Problem:
Narrow the data below down to the lines containing "JSON".

(Lines of data)
-=-=-

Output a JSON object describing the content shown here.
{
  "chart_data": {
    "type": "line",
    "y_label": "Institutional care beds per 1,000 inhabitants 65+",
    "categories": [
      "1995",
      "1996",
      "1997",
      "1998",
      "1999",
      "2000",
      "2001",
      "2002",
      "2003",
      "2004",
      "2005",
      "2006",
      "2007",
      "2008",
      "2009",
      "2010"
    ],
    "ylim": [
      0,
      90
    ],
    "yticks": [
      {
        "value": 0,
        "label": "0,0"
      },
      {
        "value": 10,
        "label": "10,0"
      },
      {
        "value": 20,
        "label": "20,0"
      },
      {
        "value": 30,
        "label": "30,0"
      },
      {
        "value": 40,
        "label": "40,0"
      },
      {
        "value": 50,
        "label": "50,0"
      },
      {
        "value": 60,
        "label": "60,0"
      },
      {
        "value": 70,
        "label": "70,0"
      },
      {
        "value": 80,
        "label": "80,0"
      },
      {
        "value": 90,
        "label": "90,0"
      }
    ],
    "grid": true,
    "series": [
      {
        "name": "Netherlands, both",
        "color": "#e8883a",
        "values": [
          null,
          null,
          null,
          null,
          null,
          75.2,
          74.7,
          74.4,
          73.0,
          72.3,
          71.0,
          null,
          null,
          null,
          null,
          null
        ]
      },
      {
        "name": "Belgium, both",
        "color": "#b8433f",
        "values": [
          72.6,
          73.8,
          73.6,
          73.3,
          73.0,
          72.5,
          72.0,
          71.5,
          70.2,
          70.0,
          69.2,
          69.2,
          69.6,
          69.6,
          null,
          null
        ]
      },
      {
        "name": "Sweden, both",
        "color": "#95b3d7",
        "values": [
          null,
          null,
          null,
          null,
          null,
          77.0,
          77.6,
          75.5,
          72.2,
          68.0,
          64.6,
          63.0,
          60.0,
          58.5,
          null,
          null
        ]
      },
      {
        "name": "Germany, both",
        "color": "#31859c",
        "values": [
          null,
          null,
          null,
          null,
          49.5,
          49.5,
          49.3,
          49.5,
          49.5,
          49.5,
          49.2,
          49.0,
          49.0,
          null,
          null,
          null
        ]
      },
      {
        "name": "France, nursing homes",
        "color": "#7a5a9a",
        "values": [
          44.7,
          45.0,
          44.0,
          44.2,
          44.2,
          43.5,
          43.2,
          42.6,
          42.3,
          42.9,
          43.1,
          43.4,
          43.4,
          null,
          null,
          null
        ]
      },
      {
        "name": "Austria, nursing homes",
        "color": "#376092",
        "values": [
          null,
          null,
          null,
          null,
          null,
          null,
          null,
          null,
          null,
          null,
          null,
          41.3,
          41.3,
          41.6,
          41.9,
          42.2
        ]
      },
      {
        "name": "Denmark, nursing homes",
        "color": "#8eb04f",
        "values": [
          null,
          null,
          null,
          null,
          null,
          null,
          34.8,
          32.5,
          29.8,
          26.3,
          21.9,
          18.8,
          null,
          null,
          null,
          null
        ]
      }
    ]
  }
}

-=-=-

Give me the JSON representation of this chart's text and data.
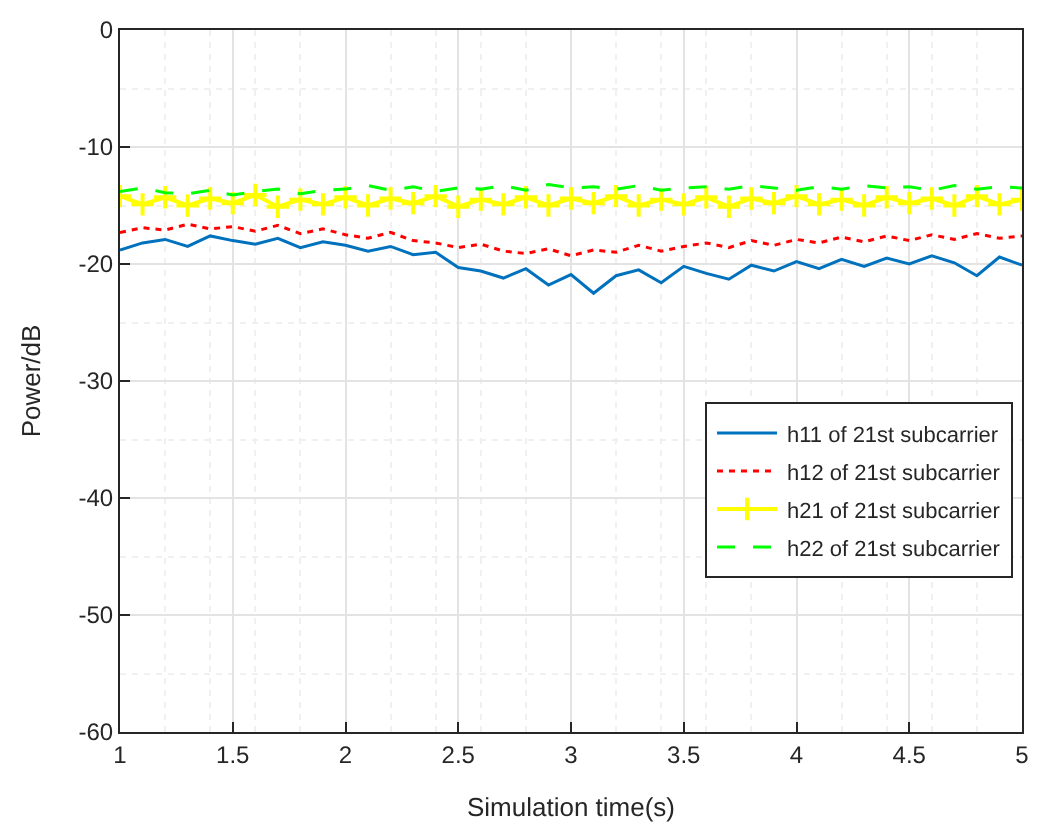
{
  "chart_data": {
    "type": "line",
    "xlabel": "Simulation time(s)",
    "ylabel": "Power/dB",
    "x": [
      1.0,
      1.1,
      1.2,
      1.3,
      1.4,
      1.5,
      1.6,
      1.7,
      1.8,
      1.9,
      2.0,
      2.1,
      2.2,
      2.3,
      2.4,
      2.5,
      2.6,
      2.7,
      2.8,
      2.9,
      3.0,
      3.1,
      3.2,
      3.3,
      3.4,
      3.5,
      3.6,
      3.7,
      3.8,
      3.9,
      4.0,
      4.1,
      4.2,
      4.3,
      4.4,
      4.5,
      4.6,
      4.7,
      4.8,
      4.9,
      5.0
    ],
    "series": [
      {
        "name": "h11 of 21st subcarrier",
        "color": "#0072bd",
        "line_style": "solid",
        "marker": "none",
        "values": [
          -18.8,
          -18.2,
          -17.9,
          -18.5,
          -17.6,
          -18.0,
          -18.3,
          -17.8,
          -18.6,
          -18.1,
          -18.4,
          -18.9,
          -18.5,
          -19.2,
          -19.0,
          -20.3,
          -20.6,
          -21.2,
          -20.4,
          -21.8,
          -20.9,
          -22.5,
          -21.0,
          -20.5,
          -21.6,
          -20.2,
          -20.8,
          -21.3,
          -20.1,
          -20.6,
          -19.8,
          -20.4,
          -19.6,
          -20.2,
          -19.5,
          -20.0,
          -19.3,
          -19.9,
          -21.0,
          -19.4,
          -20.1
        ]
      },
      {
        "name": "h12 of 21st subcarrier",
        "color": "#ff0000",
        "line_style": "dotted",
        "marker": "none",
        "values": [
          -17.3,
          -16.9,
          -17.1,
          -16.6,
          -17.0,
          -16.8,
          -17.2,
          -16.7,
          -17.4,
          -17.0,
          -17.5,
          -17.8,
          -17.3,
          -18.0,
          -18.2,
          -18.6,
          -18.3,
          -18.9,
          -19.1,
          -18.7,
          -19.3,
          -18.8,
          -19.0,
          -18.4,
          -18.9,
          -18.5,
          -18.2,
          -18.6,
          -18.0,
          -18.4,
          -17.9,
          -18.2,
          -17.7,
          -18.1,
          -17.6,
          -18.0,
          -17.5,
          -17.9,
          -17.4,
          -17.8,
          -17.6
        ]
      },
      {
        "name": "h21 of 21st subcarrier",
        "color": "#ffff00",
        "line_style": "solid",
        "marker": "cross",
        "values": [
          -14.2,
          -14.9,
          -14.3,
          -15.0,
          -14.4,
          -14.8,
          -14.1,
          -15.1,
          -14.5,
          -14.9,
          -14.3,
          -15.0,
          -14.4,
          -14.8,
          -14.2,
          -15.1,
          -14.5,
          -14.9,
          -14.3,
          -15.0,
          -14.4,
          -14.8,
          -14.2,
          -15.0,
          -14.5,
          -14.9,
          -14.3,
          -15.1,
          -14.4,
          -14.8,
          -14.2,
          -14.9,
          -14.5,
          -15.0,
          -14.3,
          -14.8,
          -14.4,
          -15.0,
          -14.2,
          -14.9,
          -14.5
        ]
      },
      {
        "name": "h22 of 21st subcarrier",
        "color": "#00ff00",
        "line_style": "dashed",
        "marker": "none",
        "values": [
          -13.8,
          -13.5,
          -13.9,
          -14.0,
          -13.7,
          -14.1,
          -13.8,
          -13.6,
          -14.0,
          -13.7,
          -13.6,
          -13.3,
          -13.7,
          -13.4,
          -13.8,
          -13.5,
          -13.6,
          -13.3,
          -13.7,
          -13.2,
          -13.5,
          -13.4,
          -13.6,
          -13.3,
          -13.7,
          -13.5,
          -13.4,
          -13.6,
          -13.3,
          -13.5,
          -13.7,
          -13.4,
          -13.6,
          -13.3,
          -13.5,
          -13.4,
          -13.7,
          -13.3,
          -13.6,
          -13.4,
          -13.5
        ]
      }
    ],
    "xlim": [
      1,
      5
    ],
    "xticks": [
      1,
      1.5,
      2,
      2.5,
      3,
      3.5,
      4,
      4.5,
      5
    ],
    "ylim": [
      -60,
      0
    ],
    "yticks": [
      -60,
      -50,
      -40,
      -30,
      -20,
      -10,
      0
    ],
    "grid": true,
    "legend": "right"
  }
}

-=-=-

Response below:
Output a JSON object describing the content shown here.
Give me the JSON representation of this chart's text and data.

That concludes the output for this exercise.